• Written request:
In your copy, repeat the records exactly and leave out the pictures.

• Dataset rows about figures:
-*-*-
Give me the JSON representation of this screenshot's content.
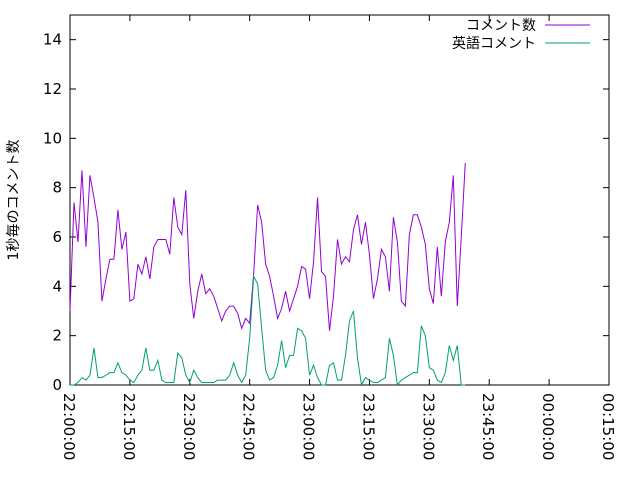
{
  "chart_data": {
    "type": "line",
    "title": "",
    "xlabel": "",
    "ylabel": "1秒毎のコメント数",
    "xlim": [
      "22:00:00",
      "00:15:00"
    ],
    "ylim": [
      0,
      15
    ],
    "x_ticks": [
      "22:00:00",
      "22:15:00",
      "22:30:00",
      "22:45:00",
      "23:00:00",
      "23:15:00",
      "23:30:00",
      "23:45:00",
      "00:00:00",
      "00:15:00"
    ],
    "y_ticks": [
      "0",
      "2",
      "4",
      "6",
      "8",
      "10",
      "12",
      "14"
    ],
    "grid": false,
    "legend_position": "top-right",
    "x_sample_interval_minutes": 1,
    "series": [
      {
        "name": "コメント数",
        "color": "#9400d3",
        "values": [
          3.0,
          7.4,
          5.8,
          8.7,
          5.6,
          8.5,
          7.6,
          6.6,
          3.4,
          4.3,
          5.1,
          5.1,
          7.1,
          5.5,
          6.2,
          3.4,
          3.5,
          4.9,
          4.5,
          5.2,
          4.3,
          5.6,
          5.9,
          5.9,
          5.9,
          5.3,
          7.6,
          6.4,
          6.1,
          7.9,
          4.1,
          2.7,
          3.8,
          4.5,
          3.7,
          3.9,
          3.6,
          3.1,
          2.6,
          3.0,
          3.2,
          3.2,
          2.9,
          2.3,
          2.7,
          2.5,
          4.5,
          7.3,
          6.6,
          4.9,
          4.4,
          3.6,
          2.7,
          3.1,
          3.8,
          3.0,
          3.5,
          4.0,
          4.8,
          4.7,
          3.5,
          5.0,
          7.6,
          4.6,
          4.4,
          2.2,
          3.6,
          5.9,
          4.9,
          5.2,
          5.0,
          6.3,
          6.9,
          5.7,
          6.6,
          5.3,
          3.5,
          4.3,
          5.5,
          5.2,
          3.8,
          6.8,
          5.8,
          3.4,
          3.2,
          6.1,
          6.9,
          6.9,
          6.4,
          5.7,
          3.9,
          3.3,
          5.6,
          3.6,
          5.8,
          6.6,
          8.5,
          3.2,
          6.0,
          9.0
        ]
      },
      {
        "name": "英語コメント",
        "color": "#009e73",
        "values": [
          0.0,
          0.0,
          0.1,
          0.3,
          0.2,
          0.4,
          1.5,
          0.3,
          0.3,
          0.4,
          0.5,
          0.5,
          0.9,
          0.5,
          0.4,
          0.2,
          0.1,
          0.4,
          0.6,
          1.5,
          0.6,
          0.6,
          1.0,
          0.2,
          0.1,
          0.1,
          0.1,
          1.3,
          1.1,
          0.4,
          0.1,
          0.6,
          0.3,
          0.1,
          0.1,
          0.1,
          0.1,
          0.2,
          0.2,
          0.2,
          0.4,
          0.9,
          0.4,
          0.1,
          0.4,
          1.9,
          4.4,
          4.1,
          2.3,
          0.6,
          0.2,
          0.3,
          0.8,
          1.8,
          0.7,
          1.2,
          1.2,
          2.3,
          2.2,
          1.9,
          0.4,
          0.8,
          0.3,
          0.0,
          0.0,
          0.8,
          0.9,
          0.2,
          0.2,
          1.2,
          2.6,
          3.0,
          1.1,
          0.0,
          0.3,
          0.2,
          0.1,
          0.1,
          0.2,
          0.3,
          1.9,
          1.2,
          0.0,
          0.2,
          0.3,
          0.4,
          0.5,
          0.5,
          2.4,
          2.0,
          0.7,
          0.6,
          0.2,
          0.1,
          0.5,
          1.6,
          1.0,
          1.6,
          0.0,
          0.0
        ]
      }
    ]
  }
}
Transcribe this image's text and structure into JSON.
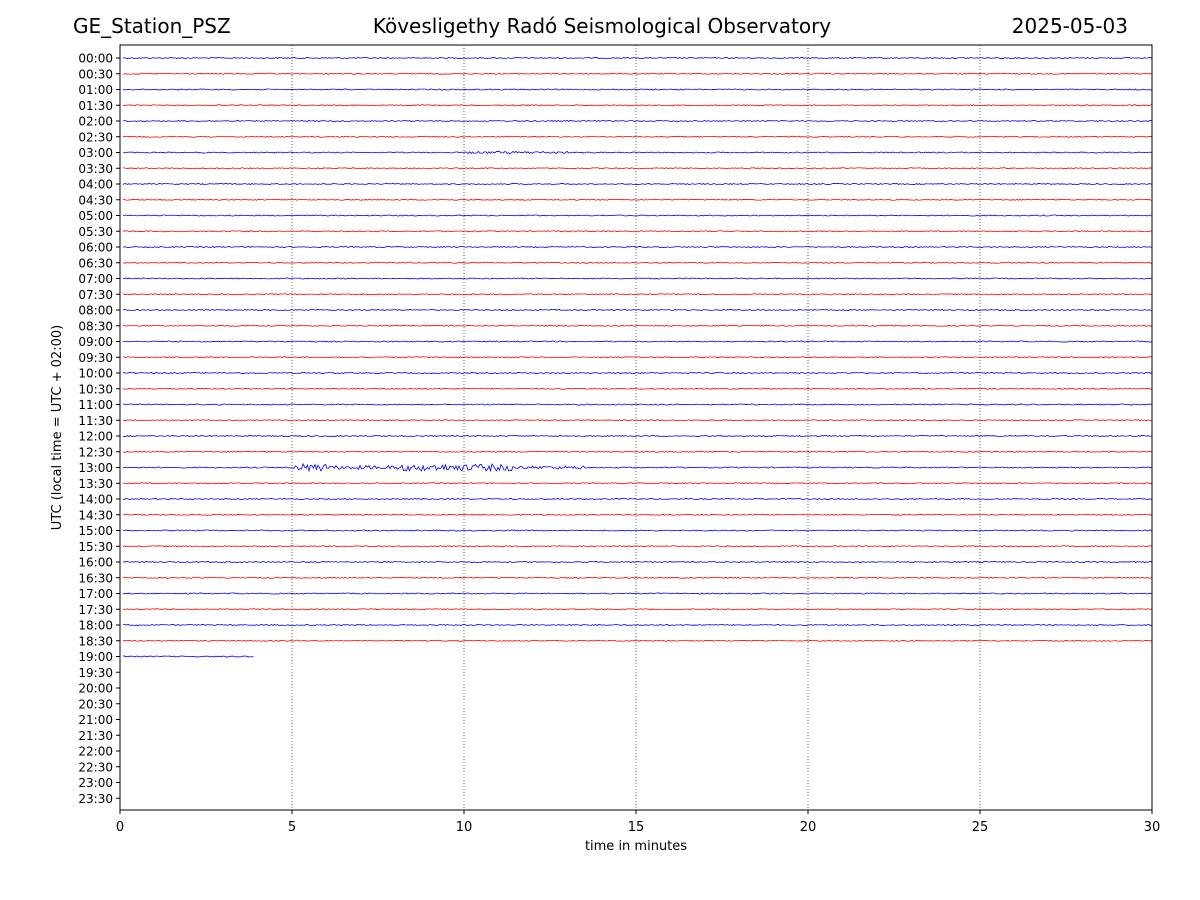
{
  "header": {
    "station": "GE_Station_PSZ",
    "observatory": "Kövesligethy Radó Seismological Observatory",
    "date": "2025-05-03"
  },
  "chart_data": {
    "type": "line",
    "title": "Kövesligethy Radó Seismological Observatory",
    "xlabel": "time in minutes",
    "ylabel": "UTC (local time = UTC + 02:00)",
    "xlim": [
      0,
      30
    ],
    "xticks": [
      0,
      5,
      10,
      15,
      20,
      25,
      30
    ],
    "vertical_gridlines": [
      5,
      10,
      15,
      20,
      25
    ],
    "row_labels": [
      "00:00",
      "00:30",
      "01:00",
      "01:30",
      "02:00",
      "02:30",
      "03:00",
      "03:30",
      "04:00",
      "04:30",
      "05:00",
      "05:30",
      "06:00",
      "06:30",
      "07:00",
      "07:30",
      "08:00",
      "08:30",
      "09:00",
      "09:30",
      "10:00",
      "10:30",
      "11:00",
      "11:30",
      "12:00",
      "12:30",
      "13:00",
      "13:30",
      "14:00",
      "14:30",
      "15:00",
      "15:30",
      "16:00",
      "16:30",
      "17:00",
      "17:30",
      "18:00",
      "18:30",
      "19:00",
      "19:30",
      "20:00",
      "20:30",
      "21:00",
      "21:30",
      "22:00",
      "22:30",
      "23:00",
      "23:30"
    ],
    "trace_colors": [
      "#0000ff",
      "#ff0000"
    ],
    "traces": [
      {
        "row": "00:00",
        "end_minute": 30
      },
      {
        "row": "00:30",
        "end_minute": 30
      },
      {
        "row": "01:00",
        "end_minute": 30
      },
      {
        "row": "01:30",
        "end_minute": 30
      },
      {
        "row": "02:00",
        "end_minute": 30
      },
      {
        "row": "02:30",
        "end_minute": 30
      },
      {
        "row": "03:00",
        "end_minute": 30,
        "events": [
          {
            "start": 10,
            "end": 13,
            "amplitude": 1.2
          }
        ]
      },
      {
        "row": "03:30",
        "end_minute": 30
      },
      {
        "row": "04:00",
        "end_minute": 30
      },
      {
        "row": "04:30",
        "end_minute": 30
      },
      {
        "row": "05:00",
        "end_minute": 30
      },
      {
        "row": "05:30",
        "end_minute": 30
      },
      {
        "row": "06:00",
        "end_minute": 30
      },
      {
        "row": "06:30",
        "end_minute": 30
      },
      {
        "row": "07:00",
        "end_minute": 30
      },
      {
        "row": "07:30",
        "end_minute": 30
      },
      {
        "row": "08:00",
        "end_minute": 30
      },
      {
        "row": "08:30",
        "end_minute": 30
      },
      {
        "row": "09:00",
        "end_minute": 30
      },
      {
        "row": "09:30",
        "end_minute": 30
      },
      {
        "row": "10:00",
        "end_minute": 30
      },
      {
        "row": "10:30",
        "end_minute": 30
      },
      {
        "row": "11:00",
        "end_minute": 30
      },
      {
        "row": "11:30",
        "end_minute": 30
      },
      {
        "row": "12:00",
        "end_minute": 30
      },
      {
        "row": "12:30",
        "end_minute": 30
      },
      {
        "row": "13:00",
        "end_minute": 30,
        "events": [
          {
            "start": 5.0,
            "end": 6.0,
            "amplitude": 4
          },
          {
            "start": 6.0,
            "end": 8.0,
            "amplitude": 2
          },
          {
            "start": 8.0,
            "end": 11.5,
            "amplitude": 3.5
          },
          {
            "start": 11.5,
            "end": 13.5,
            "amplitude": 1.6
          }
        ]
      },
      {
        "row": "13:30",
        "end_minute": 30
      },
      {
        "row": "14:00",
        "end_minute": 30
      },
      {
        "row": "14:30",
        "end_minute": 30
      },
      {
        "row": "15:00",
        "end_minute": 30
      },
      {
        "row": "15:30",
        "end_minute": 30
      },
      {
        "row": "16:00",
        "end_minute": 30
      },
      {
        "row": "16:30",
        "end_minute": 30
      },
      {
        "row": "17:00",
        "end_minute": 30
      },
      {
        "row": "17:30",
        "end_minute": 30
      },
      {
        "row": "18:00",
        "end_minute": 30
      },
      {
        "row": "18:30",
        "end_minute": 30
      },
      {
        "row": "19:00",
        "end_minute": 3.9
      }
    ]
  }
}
-*-*-
• Answer to the task:
Give me the JSON representation of this screenshot's content.
{
  "chart_data": {
    "type": "line",
    "title": "",
    "xlabel": "",
    "ylabel": "1秒毎のコメント数",
    "xlim": [
      "22:00:00",
      "00:15:00"
    ],
    "ylim": [
      0,
      15
    ],
    "x_ticks": [
      "22:00:00",
      "22:15:00",
      "22:30:00",
      "22:45:00",
      "23:00:00",
      "23:15:00",
      "23:30:00",
      "23:45:00",
      "00:00:00",
      "00:15:00"
    ],
    "y_ticks": [
      "0",
      "2",
      "4",
      "6",
      "8",
      "10",
      "12",
      "14"
    ],
    "grid": false,
    "legend_position": "top-right",
    "x_sample_interval_minutes": 1,
    "series": [
      {
        "name": "コメント数",
        "color": "#9400d3",
        "values": [
          3.0,
          7.4,
          5.8,
          8.7,
          5.6,
          8.5,
          7.6,
          6.6,
          3.4,
          4.3,
          5.1,
          5.1,
          7.1,
          5.5,
          6.2,
          3.4,
          3.5,
          4.9,
          4.5,
          5.2,
          4.3,
          5.6,
          5.9,
          5.9,
          5.9,
          5.3,
          7.6,
          6.4,
          6.1,
          7.9,
          4.1,
          2.7,
          3.8,
          4.5,
          3.7,
          3.9,
          3.6,
          3.1,
          2.6,
          3.0,
          3.2,
          3.2,
          2.9,
          2.3,
          2.7,
          2.5,
          4.5,
          7.3,
          6.6,
          4.9,
          4.4,
          3.6,
          2.7,
          3.1,
          3.8,
          3.0,
          3.5,
          4.0,
          4.8,
          4.7,
          3.5,
          5.0,
          7.6,
          4.6,
          4.4,
          2.2,
          3.6,
          5.9,
          4.9,
          5.2,
          5.0,
          6.3,
          6.9,
          5.7,
          6.6,
          5.3,
          3.5,
          4.3,
          5.5,
          5.2,
          3.8,
          6.8,
          5.8,
          3.4,
          3.2,
          6.1,
          6.9,
          6.9,
          6.4,
          5.7,
          3.9,
          3.3,
          5.6,
          3.6,
          5.8,
          6.6,
          8.5,
          3.2,
          6.0,
          9.0
        ]
      },
      {
        "name": "英語コメント",
        "color": "#009e73",
        "values": [
          0.0,
          0.0,
          0.1,
          0.3,
          0.2,
          0.4,
          1.5,
          0.3,
          0.3,
          0.4,
          0.5,
          0.5,
          0.9,
          0.5,
          0.4,
          0.2,
          0.1,
          0.4,
          0.6,
          1.5,
          0.6,
          0.6,
          1.0,
          0.2,
          0.1,
          0.1,
          0.1,
          1.3,
          1.1,
          0.4,
          0.1,
          0.6,
          0.3,
          0.1,
          0.1,
          0.1,
          0.1,
          0.2,
          0.2,
          0.2,
          0.4,
          0.9,
          0.4,
          0.1,
          0.4,
          1.9,
          4.4,
          4.1,
          2.3,
          0.6,
          0.2,
          0.3,
          0.8,
          1.8,
          0.7,
          1.2,
          1.2,
          2.3,
          2.2,
          1.9,
          0.4,
          0.8,
          0.3,
          0.0,
          0.0,
          0.8,
          0.9,
          0.2,
          0.2,
          1.2,
          2.6,
          3.0,
          1.1,
          0.0,
          0.3,
          0.2,
          0.1,
          0.1,
          0.2,
          0.3,
          1.9,
          1.2,
          0.0,
          0.2,
          0.3,
          0.4,
          0.5,
          0.5,
          2.4,
          2.0,
          0.7,
          0.6,
          0.2,
          0.1,
          0.5,
          1.6,
          1.0,
          1.6,
          0.0,
          0.0
        ]
      }
    ]
  }
}
Transcribe this image's text and structure into JSON.
{
  "header": {
    "station": "GE_Station_PSZ",
    "observatory": "Kövesligethy Radó Seismological Observatory",
    "date": "2025-05-03"
  },
  "chart_data": {
    "type": "line",
    "title": "Kövesligethy Radó Seismological Observatory",
    "xlabel": "time in minutes",
    "ylabel": "UTC (local time = UTC + 02:00)",
    "xlim": [
      0,
      30
    ],
    "xticks": [
      0,
      5,
      10,
      15,
      20,
      25,
      30
    ],
    "vertical_gridlines": [
      5,
      10,
      15,
      20,
      25
    ],
    "row_labels": [
      "00:00",
      "00:30",
      "01:00",
      "01:30",
      "02:00",
      "02:30",
      "03:00",
      "03:30",
      "04:00",
      "04:30",
      "05:00",
      "05:30",
      "06:00",
      "06:30",
      "07:00",
      "07:30",
      "08:00",
      "08:30",
      "09:00",
      "09:30",
      "10:00",
      "10:30",
      "11:00",
      "11:30",
      "12:00",
      "12:30",
      "13:00",
      "13:30",
      "14:00",
      "14:30",
      "15:00",
      "15:30",
      "16:00",
      "16:30",
      "17:00",
      "17:30",
      "18:00",
      "18:30",
      "19:00",
      "19:30",
      "20:00",
      "20:30",
      "21:00",
      "21:30",
      "22:00",
      "22:30",
      "23:00",
      "23:30"
    ],
    "trace_colors": [
      "#0000ff",
      "#ff0000"
    ],
    "traces": [
      {
        "row": "00:00",
        "end_minute": 30
      },
      {
        "row": "00:30",
        "end_minute": 30
      },
      {
        "row": "01:00",
        "end_minute": 30
      },
      {
        "row": "01:30",
        "end_minute": 30
      },
      {
        "row": "02:00",
        "end_minute": 30
      },
      {
        "row": "02:30",
        "end_minute": 30
      },
      {
        "row": "03:00",
        "end_minute": 30,
        "events": [
          {
            "start": 10,
            "end": 13,
            "amplitude": 1.2
          }
        ]
      },
      {
        "row": "03:30",
        "end_minute": 30
      },
      {
        "row": "04:00",
        "end_minute": 30
      },
      {
        "row": "04:30",
        "end_minute": 30
      },
      {
        "row": "05:00",
        "end_minute": 30
      },
      {
        "row": "05:30",
        "end_minute": 30
      },
      {
        "row": "06:00",
        "end_minute": 30
      },
      {
        "row": "06:30",
        "end_minute": 30
      },
      {
        "row": "07:00",
        "end_minute": 30
      },
      {
        "row": "07:30",
        "end_minute": 30
      },
      {
        "row": "08:00",
        "end_minute": 30
      },
      {
        "row": "08:30",
        "end_minute": 30
      },
      {
        "row": "09:00",
        "end_minute": 30
      },
      {
        "row": "09:30",
        "end_minute": 30
      },
      {
        "row": "10:00",
        "end_minute": 30
      },
      {
        "row": "10:30",
        "end_minute": 30
      },
      {
        "row": "11:00",
        "end_minute": 30
      },
      {
        "row": "11:30",
        "end_minute": 30
      },
      {
        "row": "12:00",
        "end_minute": 30
      },
      {
        "row": "12:30",
        "end_minute": 30
      },
      {
        "row": "13:00",
        "end_minute": 30,
        "events": [
          {
            "start": 5.0,
            "end": 6.0,
            "amplitude": 4
          },
          {
            "start": 6.0,
            "end": 8.0,
            "amplitude": 2
          },
          {
            "start": 8.0,
            "end": 11.5,
            "amplitude": 3.5
          },
          {
            "start": 11.5,
            "end": 13.5,
            "amplitude": 1.6
          }
        ]
      },
      {
        "row": "13:30",
        "end_minute": 30
      },
      {
        "row": "14:00",
        "end_minute": 30
      },
      {
        "row": "14:30",
        "end_minute": 30
      },
      {
        "row": "15:00",
        "end_minute": 30
      },
      {
        "row": "15:30",
        "end_minute": 30
      },
      {
        "row": "16:00",
        "end_minute": 30
      },
      {
        "row": "16:30",
        "end_minute": 30
      },
      {
        "row": "17:00",
        "end_minute": 30
      },
      {
        "row": "17:30",
        "end_minute": 30
      },
      {
        "row": "18:00",
        "end_minute": 30
      },
      {
        "row": "18:30",
        "end_minute": 30
      },
      {
        "row": "19:00",
        "end_minute": 3.9
      }
    ]
  }
}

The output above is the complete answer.